* Problem requirements
In the records below, find each line containing the word "JSON" and copy it.

* Records supplied
+---+
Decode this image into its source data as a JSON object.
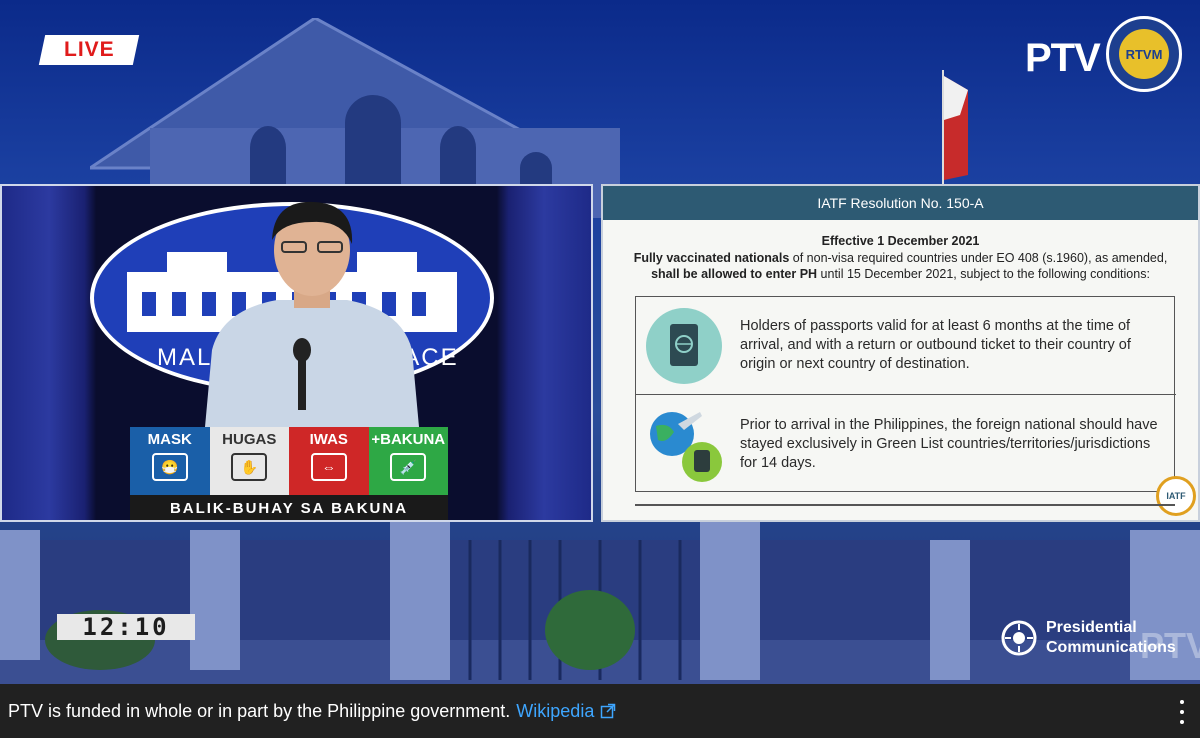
{
  "overlay": {
    "live_label": "LIVE",
    "channel_logo": "PTV",
    "network_seal_text": "RTVM",
    "time": "12:10",
    "pcoo_line1": "Presidential",
    "pcoo_line2": "Communications",
    "watermark": "PTV"
  },
  "speaker_panel": {
    "seal_text": "MALACAÑANG PALACE",
    "podium": {
      "cells": [
        {
          "label": "MASK",
          "icon": "face-mask-icon"
        },
        {
          "label": "HUGAS",
          "icon": "hand-wash-icon"
        },
        {
          "label": "IWAS",
          "icon": "distance-icon"
        },
        {
          "label": "+BAKUNA",
          "icon": "syringe-icon"
        }
      ],
      "slogan": "BALIK-BUHAY SA BAKUNA"
    }
  },
  "slide": {
    "header": "IATF Resolution No. 150-A",
    "effective": "Effective 1 December 2021",
    "lead_bold_1": "Fully vaccinated nationals",
    "lead_1": " of non-visa required countries under EO 408 (s.1960), as amended,",
    "lead_bold_2": "shall be allowed to enter PH",
    "lead_2": " until 15 December 2021, subject to the following conditions:",
    "conditions": [
      {
        "icon": "passport-icon",
        "text": "Holders of passports valid for at least 6 months at the time of arrival, and with a return or outbound ticket to their country of origin or next country of destination."
      },
      {
        "icon": "globe-travel-icon",
        "text": "Prior to arrival in the Philippines, the foreign national should have stayed exclusively in Green List countries/territories/jurisdictions for 14 days."
      }
    ],
    "badge": "IATF"
  },
  "info_bar": {
    "text": "PTV is funded in whole or in part by the Philippine government.",
    "link": "Wikipedia"
  }
}
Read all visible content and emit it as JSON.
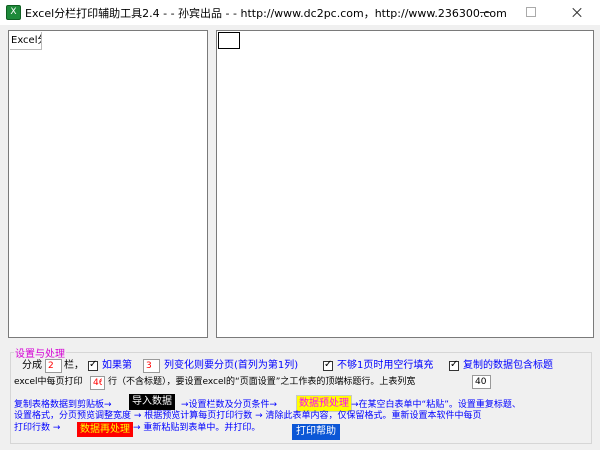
{
  "window": {
    "title": "Excel分栏打印辅助工具2.4 -  - 孙宾出品 -  - http://www.dc2pc.com，http://www.236300.com",
    "icon_name": "excel-app-icon",
    "icon_glyph": "X"
  },
  "left_pane": {
    "cell_text": "Excel分"
  },
  "settings": {
    "group_title": "设置与处理",
    "columns_prefix": "分成",
    "columns_value": "2",
    "columns_suffix": "栏，",
    "page_break_label": "如果第",
    "page_break_value": "3",
    "page_break_suffix": "列变化则要分页(首列为第1列)",
    "fill_blank_label": "不够1页时用空行填充",
    "copy_label_label": "复制的数据包含标题",
    "rows_prefix": "excel中每页打印",
    "rows_value": "46",
    "rows_suffix": "行（不含标题），要设置excel的“页面设置”之工作表的顶端标题行。上表列宽",
    "col_width_value": "40",
    "checkboxes": {
      "page_break": true,
      "fill_blank": true,
      "copy_label": true
    }
  },
  "instructions": {
    "step1": "复制表格数据到剪贴板→",
    "import_button": "导入数据",
    "step2": "→设置栏数及分页条件→",
    "preprocess_button": "数据预处理",
    "step3": "→在某空白表单中“粘贴”。设置重复标题、",
    "step4": "设置格式，分页预览调整宽度 → 根据预览计算每页打印行数 → 清除此表单内容，仅保留格式。重新设置本软件中每页",
    "step5": "打印行数  →",
    "reprocess_button": "数据再处理",
    "step6": "→ 重新粘贴到表单中。并打印。",
    "help_button": "打印帮助"
  },
  "colors": {
    "accent_blue": "#0000ff",
    "group_title": "#d400d4",
    "field_value": "#ff0000"
  }
}
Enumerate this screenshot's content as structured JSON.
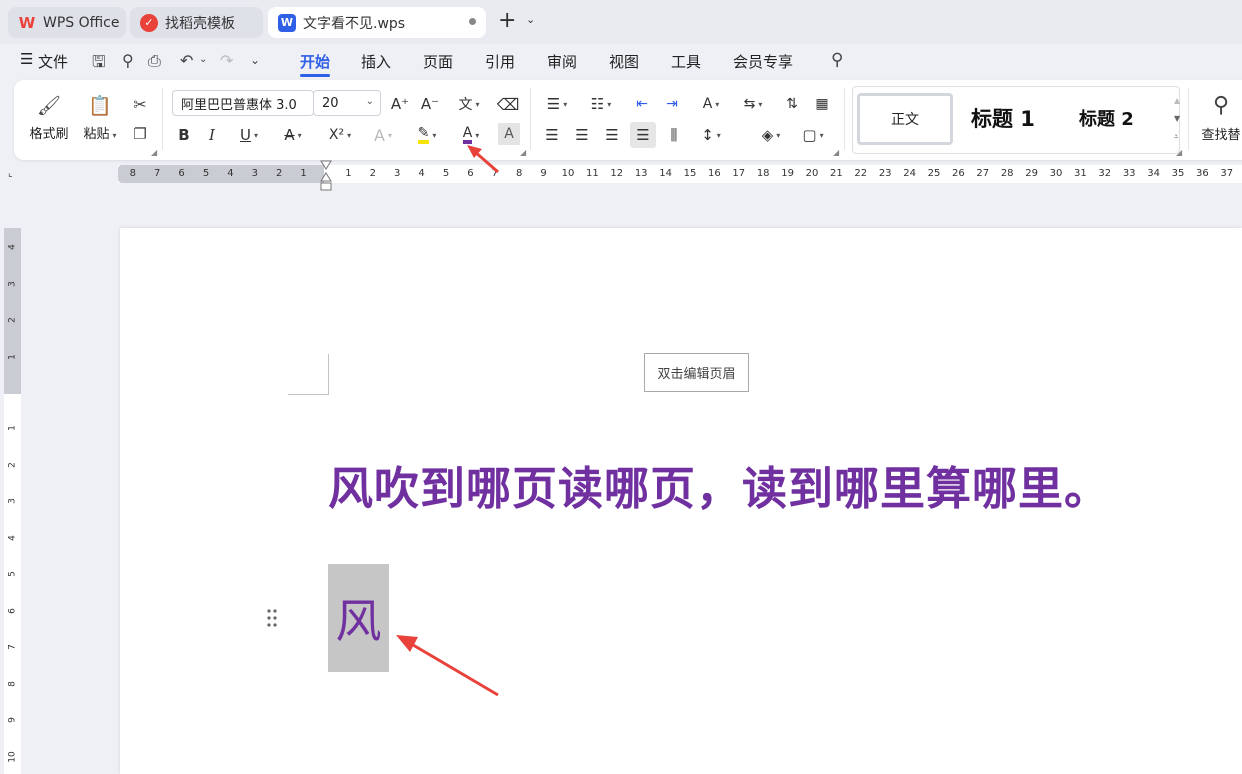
{
  "tabs": [
    {
      "label": "WPS Office",
      "icon": "wps-logo-icon"
    },
    {
      "label": "找稻壳模板",
      "icon": "docer-icon"
    },
    {
      "label": "文字看不见.wps",
      "icon": "writer-doc-icon"
    }
  ],
  "menu": {
    "file": "文件",
    "items": [
      "开始",
      "插入",
      "页面",
      "引用",
      "审阅",
      "视图",
      "工具",
      "会员专享"
    ]
  },
  "ribbon": {
    "format_painter": "格式刷",
    "paste": "粘贴",
    "font_name": "阿里巴巴普惠体 3.0",
    "font_size": "20",
    "style_normal": "正文",
    "style_h1": "标题 1",
    "style_h2": "标题 2",
    "find_replace": "查找替",
    "bold": "B",
    "italic": "I",
    "underline": "U",
    "superscript": "X²",
    "font_color_letter": "A",
    "char_shading": "A"
  },
  "ruler": {
    "left_ticks": [
      "8",
      "7",
      "6",
      "5",
      "4",
      "3",
      "2",
      "1"
    ],
    "right_ticks": [
      "1",
      "2",
      "3",
      "4",
      "5",
      "6",
      "7",
      "8",
      "9",
      "10",
      "11",
      "12",
      "13",
      "14",
      "15",
      "16",
      "17",
      "18",
      "19",
      "20",
      "21",
      "22",
      "23",
      "24",
      "25",
      "26",
      "27",
      "28",
      "29",
      "30",
      "31",
      "32",
      "33",
      "34",
      "35",
      "36",
      "37"
    ],
    "v_neg_ticks": [
      "4",
      "3",
      "2",
      "1"
    ],
    "v_pos_ticks": [
      "1",
      "2",
      "3",
      "4",
      "5",
      "6",
      "7",
      "8",
      "9",
      "10"
    ]
  },
  "document": {
    "header_hint": "双击编辑页眉",
    "headline": "风吹到哪页读哪页，读到哪里算哪里。",
    "selected_char": "风"
  },
  "colors": {
    "accent": "#2f5fe6",
    "text_purple": "#7030a0",
    "arrow_red": "#e8423a",
    "highlight_yellow": "#f5e30a"
  }
}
+---+
* Response
Decode this image into its source data as a JSON object.
Read all visible content and emit it as JSON.
Enumerate this screenshot's content as structured JSON.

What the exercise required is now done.